## Task material
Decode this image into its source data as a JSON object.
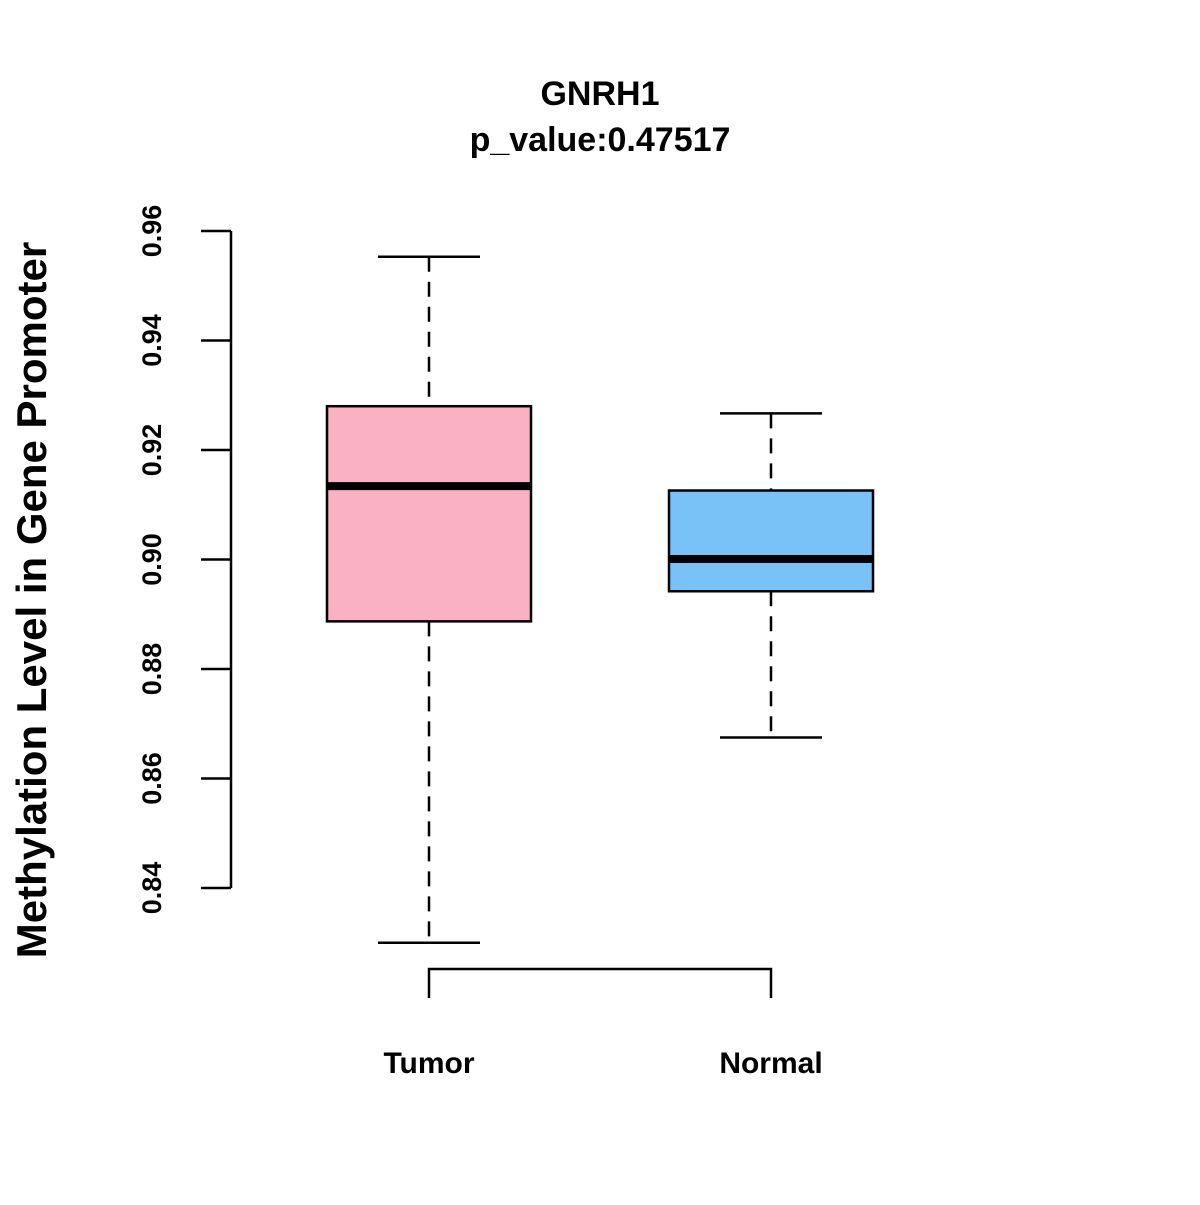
{
  "chart_data": {
    "type": "boxplot",
    "title": "GNRH1",
    "subtitle": "p_value:0.47517",
    "xlabel": "",
    "ylabel": "Methylation Level in Gene Promoter",
    "categories": [
      "Tumor",
      "Normal"
    ],
    "yticks": [
      "0.84",
      "0.86",
      "0.88",
      "0.90",
      "0.92",
      "0.94",
      "0.96"
    ],
    "ytick_values": [
      0.84,
      0.86,
      0.88,
      0.9,
      0.92,
      0.94,
      0.96
    ],
    "ylim": [
      0.84,
      0.96
    ],
    "grid": false,
    "boxes": [
      {
        "name": "Tumor",
        "min": 0.83,
        "q1": 0.8887,
        "median": 0.9134,
        "q3": 0.928,
        "max": 0.9553,
        "color": "#FBB1C4"
      },
      {
        "name": "Normal",
        "min": 0.8675,
        "q1": 0.8942,
        "median": 0.9001,
        "q3": 0.9126,
        "max": 0.9267,
        "color": "#79C2F8"
      }
    ],
    "bracket": [
      "Tumor",
      "Normal"
    ]
  }
}
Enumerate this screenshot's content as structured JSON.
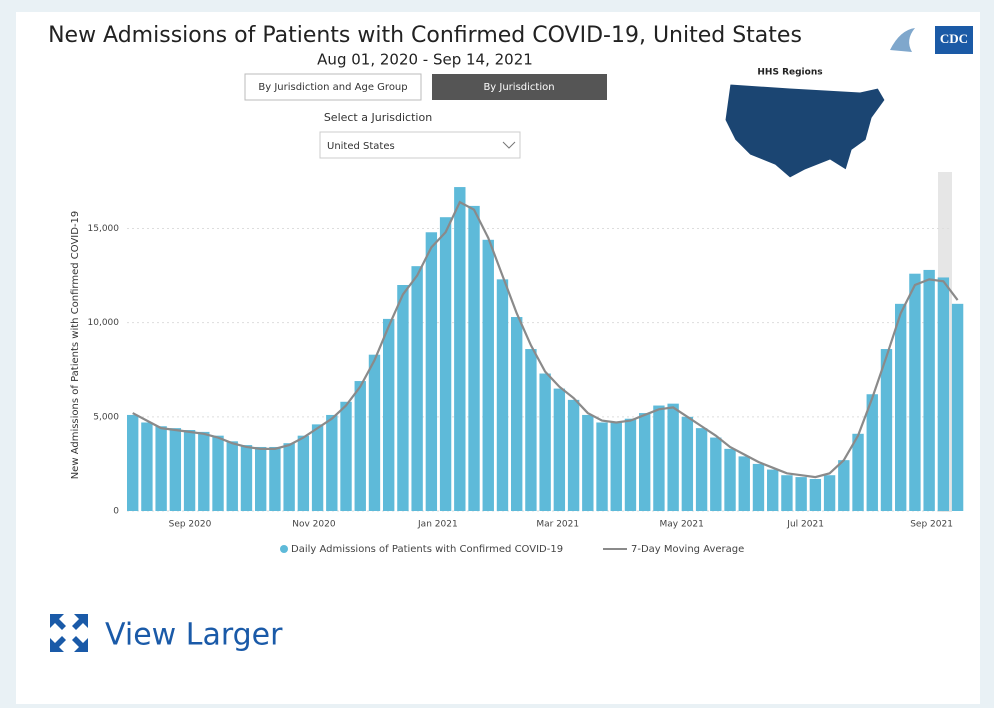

## Task goal
Copy out each record shown above without alteration, skipping any picture.

## Answer to the problem
Decode this image into its source data as a JSON object.
{
  "chart_data": {
    "type": "boxplot",
    "title": "GNRH1",
    "subtitle": "p_value:0.47517",
    "xlabel": "",
    "ylabel": "Methylation Level in Gene Promoter",
    "categories": [
      "Tumor",
      "Normal"
    ],
    "yticks": [
      "0.84",
      "0.86",
      "0.88",
      "0.90",
      "0.92",
      "0.94",
      "0.96"
    ],
    "ytick_values": [
      0.84,
      0.86,
      0.88,
      0.9,
      0.92,
      0.94,
      0.96
    ],
    "ylim": [
      0.84,
      0.96
    ],
    "grid": false,
    "boxes": [
      {
        "name": "Tumor",
        "min": 0.83,
        "q1": 0.8887,
        "median": 0.9134,
        "q3": 0.928,
        "max": 0.9553,
        "color": "#FBB1C4"
      },
      {
        "name": "Normal",
        "min": 0.8675,
        "q1": 0.8942,
        "median": 0.9001,
        "q3": 0.9126,
        "max": 0.9267,
        "color": "#79C2F8"
      }
    ],
    "bracket": [
      "Tumor",
      "Normal"
    ]
  }
}
Enumerate this screenshot's content as structured JSON.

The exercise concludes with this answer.